## Begin Raw data

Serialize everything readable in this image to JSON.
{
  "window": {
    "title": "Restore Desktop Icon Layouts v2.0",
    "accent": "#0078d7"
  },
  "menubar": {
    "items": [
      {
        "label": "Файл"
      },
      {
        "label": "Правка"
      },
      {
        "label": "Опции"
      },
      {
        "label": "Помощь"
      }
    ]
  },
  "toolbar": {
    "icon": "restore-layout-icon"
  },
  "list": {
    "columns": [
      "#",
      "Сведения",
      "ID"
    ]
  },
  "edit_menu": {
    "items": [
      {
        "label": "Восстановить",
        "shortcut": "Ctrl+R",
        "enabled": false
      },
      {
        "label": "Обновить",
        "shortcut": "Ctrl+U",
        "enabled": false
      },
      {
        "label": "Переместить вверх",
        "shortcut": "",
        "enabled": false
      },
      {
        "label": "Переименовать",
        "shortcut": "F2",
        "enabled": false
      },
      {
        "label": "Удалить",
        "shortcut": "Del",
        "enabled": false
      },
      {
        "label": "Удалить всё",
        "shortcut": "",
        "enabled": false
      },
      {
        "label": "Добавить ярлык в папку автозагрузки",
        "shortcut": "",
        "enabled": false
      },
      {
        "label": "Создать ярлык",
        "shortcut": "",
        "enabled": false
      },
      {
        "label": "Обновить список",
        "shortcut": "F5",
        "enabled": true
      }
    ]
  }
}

## End Raw data

_Exercise_:
Make a verbatim copy of every entry shown above.

_Exercise response_:
Serialize everything readable in this image to JSON.
{
  "window": {
    "title": "Restore Desktop Icon Layouts v2.0",
    "accent": "#0078d7"
  },
  "menubar": {
    "items": [
      {
        "label": "Файл"
      },
      {
        "label": "Правка"
      },
      {
        "label": "Опции"
      },
      {
        "label": "Помощь"
      }
    ]
  },
  "toolbar": {
    "icon": "restore-layout-icon"
  },
  "list": {
    "columns": [
      "#",
      "Сведения",
      "ID"
    ]
  },
  "edit_menu": {
    "items": [
      {
        "label": "Восстановить",
        "shortcut": "Ctrl+R",
        "enabled": false
      },
      {
        "label": "Обновить",
        "shortcut": "Ctrl+U",
        "enabled": false
      },
      {
        "label": "Переместить вверх",
        "shortcut": "",
        "enabled": false
      },
      {
        "label": "Переименовать",
        "shortcut": "F2",
        "enabled": false
      },
      {
        "label": "Удалить",
        "shortcut": "Del",
        "enabled": false
      },
      {
        "label": "Удалить всё",
        "shortcut": "",
        "enabled": false
      },
      {
        "label": "Добавить ярлык в папку автозагрузки",
        "shortcut": "",
        "enabled": false
      },
      {
        "label": "Создать ярлык",
        "shortcut": "",
        "enabled": false
      },
      {
        "label": "Обновить список",
        "shortcut": "F5",
        "enabled": true
      }
    ]
  }
}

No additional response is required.